GIVEN PROBLEM:
Quote the listing below in its entirety.

(Extracted data entries)
══════════════════════════════
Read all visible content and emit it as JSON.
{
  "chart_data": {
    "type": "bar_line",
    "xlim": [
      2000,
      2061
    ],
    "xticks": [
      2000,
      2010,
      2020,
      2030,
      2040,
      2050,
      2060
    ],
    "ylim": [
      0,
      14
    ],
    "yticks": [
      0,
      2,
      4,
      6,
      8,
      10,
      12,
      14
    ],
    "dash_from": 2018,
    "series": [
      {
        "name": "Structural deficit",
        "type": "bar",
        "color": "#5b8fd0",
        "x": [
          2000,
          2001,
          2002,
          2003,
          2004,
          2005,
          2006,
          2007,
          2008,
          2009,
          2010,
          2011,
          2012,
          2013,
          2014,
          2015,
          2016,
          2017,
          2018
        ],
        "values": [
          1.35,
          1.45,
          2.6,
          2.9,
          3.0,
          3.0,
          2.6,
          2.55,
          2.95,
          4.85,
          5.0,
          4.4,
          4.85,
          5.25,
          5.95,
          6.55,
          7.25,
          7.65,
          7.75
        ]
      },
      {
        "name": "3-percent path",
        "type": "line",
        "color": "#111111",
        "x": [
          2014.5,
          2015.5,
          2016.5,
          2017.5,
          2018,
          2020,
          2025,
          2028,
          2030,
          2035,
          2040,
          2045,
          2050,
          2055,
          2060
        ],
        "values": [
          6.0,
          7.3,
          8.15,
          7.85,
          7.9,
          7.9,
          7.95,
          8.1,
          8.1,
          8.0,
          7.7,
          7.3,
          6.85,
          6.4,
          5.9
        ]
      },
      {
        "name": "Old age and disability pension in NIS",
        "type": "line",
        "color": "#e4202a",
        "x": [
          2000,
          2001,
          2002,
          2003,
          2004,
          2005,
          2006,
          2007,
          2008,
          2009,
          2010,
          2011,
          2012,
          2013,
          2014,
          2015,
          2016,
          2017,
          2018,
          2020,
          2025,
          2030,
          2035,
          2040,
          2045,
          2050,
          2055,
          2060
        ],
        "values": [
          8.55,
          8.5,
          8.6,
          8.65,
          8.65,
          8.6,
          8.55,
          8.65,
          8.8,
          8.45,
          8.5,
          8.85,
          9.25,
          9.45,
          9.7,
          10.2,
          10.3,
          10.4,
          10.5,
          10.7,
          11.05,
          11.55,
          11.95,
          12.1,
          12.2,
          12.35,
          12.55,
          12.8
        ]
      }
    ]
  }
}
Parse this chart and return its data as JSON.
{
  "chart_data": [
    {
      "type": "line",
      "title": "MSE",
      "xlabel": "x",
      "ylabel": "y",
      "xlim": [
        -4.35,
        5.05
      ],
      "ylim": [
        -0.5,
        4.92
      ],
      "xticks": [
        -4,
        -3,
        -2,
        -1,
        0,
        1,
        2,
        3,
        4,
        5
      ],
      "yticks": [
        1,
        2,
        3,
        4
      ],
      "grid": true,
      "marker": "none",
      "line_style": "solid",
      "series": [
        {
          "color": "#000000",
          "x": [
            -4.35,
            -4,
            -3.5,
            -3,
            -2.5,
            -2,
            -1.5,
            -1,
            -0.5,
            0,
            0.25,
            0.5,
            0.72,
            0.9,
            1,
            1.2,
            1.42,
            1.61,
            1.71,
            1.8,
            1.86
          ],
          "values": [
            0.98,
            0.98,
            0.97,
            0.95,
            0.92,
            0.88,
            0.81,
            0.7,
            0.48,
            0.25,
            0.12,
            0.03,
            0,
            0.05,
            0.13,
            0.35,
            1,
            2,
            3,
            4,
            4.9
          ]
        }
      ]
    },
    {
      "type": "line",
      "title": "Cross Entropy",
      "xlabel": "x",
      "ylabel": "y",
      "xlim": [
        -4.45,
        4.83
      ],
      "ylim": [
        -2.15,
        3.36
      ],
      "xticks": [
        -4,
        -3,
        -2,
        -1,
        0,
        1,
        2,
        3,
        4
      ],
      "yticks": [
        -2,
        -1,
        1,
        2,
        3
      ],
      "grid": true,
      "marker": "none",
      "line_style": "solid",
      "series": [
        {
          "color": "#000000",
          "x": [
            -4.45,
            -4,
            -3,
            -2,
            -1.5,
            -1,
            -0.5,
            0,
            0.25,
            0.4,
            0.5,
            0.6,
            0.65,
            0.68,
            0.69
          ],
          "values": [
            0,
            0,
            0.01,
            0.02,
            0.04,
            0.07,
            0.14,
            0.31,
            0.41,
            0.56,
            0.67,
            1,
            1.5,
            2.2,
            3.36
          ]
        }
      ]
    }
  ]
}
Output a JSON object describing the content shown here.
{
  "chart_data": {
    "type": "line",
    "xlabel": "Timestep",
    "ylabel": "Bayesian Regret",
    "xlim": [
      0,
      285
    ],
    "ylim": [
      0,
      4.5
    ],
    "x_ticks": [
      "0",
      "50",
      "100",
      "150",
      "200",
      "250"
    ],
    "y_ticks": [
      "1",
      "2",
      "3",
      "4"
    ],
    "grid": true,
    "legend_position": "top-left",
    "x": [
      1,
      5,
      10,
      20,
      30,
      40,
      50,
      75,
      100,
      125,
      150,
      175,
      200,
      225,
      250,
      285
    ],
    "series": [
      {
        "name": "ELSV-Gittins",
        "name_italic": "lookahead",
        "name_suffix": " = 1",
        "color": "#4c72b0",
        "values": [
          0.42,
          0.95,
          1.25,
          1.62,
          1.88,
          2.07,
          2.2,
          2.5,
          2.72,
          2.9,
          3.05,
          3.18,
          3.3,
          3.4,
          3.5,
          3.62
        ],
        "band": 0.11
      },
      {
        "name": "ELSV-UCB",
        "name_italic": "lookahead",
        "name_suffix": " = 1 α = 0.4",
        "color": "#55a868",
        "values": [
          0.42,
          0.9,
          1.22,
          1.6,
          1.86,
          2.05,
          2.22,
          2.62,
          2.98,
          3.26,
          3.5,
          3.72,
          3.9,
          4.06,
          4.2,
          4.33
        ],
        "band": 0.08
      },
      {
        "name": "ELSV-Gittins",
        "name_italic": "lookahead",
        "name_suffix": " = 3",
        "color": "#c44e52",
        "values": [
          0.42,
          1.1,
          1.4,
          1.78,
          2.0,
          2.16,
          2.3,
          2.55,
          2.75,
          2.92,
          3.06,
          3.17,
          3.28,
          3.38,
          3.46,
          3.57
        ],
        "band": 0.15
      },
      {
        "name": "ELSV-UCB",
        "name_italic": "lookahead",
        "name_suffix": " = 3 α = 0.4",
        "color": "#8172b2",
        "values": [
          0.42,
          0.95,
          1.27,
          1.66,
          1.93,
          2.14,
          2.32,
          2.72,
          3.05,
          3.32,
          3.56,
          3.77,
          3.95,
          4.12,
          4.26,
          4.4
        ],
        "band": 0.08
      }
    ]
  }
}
══════════════════════════════
WRITTEN REPLY:
Read all visible content and emit it as JSON.
{
  "chart_data": {
    "type": "bar_line",
    "xlim": [
      2000,
      2061
    ],
    "xticks": [
      2000,
      2010,
      2020,
      2030,
      2040,
      2050,
      2060
    ],
    "ylim": [
      0,
      14
    ],
    "yticks": [
      0,
      2,
      4,
      6,
      8,
      10,
      12,
      14
    ],
    "dash_from": 2018,
    "series": [
      {
        "name": "Structural deficit",
        "type": "bar",
        "color": "#5b8fd0",
        "x": [
          2000,
          2001,
          2002,
          2003,
          2004,
          2005,
          2006,
          2007,
          2008,
          2009,
          2010,
          2011,
          2012,
          2013,
          2014,
          2015,
          2016,
          2017,
          2018
        ],
        "values": [
          1.35,
          1.45,
          2.6,
          2.9,
          3.0,
          3.0,
          2.6,
          2.55,
          2.95,
          4.85,
          5.0,
          4.4,
          4.85,
          5.25,
          5.95,
          6.55,
          7.25,
          7.65,
          7.75
        ]
      },
      {
        "name": "3-percent path",
        "type": "line",
        "color": "#111111",
        "x": [
          2014.5,
          2015.5,
          2016.5,
          2017.5,
          2018,
          2020,
          2025,
          2028,
          2030,
          2035,
          2040,
          2045,
          2050,
          2055,
          2060
        ],
        "values": [
          6.0,
          7.3,
          8.15,
          7.85,
          7.9,
          7.9,
          7.95,
          8.1,
          8.1,
          8.0,
          7.7,
          7.3,
          6.85,
          6.4,
          5.9
        ]
      },
      {
        "name": "Old age and disability pension in NIS",
        "type": "line",
        "color": "#e4202a",
        "x": [
          2000,
          2001,
          2002,
          2003,
          2004,
          2005,
          2006,
          2007,
          2008,
          2009,
          2010,
          2011,
          2012,
          2013,
          2014,
          2015,
          2016,
          2017,
          2018,
          2020,
          2025,
          2030,
          2035,
          2040,
          2045,
          2050,
          2055,
          2060
        ],
        "values": [
          8.55,
          8.5,
          8.6,
          8.65,
          8.65,
          8.6,
          8.55,
          8.65,
          8.8,
          8.45,
          8.5,
          8.85,
          9.25,
          9.45,
          9.7,
          10.2,
          10.3,
          10.4,
          10.5,
          10.7,
          11.05,
          11.55,
          11.95,
          12.1,
          12.2,
          12.35,
          12.55,
          12.8
        ]
      }
    ]
  }
}
Parse this chart and return its data as JSON.
{
  "chart_data": [
    {
      "type": "line",
      "title": "MSE",
      "xlabel": "x",
      "ylabel": "y",
      "xlim": [
        -4.35,
        5.05
      ],
      "ylim": [
        -0.5,
        4.92
      ],
      "xticks": [
        -4,
        -3,
        -2,
        -1,
        0,
        1,
        2,
        3,
        4,
        5
      ],
      "yticks": [
        1,
        2,
        3,
        4
      ],
      "grid": true,
      "marker": "none",
      "line_style": "solid",
      "series": [
        {
          "color": "#000000",
          "x": [
            -4.35,
            -4,
            -3.5,
            -3,
            -2.5,
            -2,
            -1.5,
            -1,
            -0.5,
            0,
            0.25,
            0.5,
            0.72,
            0.9,
            1,
            1.2,
            1.42,
            1.61,
            1.71,
            1.8,
            1.86
          ],
          "values": [
            0.98,
            0.98,
            0.97,
            0.95,
            0.92,
            0.88,
            0.81,
            0.7,
            0.48,
            0.25,
            0.12,
            0.03,
            0,
            0.05,
            0.13,
            0.35,
            1,
            2,
            3,
            4,
            4.9
          ]
        }
      ]
    },
    {
      "type": "line",
      "title": "Cross Entropy",
      "xlabel": "x",
      "ylabel": "y",
      "xlim": [
        -4.45,
        4.83
      ],
      "ylim": [
        -2.15,
        3.36
      ],
      "xticks": [
        -4,
        -3,
        -2,
        -1,
        0,
        1,
        2,
        3,
        4
      ],
      "yticks": [
        -2,
        -1,
        1,
        2,
        3
      ],
      "grid": true,
      "marker": "none",
      "line_style": "solid",
      "series": [
        {
          "color": "#000000",
          "x": [
            -4.45,
            -4,
            -3,
            -2,
            -1.5,
            -1,
            -0.5,
            0,
            0.25,
            0.4,
            0.5,
            0.6,
            0.65,
            0.68,
            0.69
          ],
          "values": [
            0,
            0,
            0.01,
            0.02,
            0.04,
            0.07,
            0.14,
            0.31,
            0.41,
            0.56,
            0.67,
            1,
            1.5,
            2.2,
            3.36
          ]
        }
      ]
    }
  ]
}
Output a JSON object describing the content shown here.
{
  "chart_data": {
    "type": "line",
    "xlabel": "Timestep",
    "ylabel": "Bayesian Regret",
    "xlim": [
      0,
      285
    ],
    "ylim": [
      0,
      4.5
    ],
    "x_ticks": [
      "0",
      "50",
      "100",
      "150",
      "200",
      "250"
    ],
    "y_ticks": [
      "1",
      "2",
      "3",
      "4"
    ],
    "grid": true,
    "legend_position": "top-left",
    "x": [
      1,
      5,
      10,
      20,
      30,
      40,
      50,
      75,
      100,
      125,
      150,
      175,
      200,
      225,
      250,
      285
    ],
    "series": [
      {
        "name": "ELSV-Gittins",
        "name_italic": "lookahead",
        "name_suffix": " = 1",
        "color": "#4c72b0",
        "values": [
          0.42,
          0.95,
          1.25,
          1.62,
          1.88,
          2.07,
          2.2,
          2.5,
          2.72,
          2.9,
          3.05,
          3.18,
          3.3,
          3.4,
          3.5,
          3.62
        ],
        "band": 0.11
      },
      {
        "name": "ELSV-UCB",
        "name_italic": "lookahead",
        "name_suffix": " = 1 α = 0.4",
        "color": "#55a868",
        "values": [
          0.42,
          0.9,
          1.22,
          1.6,
          1.86,
          2.05,
          2.22,
          2.62,
          2.98,
          3.26,
          3.5,
          3.72,
          3.9,
          4.06,
          4.2,
          4.33
        ],
        "band": 0.08
      },
      {
        "name": "ELSV-Gittins",
        "name_italic": "lookahead",
        "name_suffix": " = 3",
        "color": "#c44e52",
        "values": [
          0.42,
          1.1,
          1.4,
          1.78,
          2.0,
          2.16,
          2.3,
          2.55,
          2.75,
          2.92,
          3.06,
          3.17,
          3.28,
          3.38,
          3.46,
          3.57
        ],
        "band": 0.15
      },
      {
        "name": "ELSV-UCB",
        "name_italic": "lookahead",
        "name_suffix": " = 3 α = 0.4",
        "color": "#8172b2",
        "values": [
          0.42,
          0.95,
          1.27,
          1.66,
          1.93,
          2.14,
          2.32,
          2.72,
          3.05,
          3.32,
          3.56,
          3.77,
          3.95,
          4.12,
          4.26,
          4.4
        ],
        "band": 0.08
      }
    ]
  }
}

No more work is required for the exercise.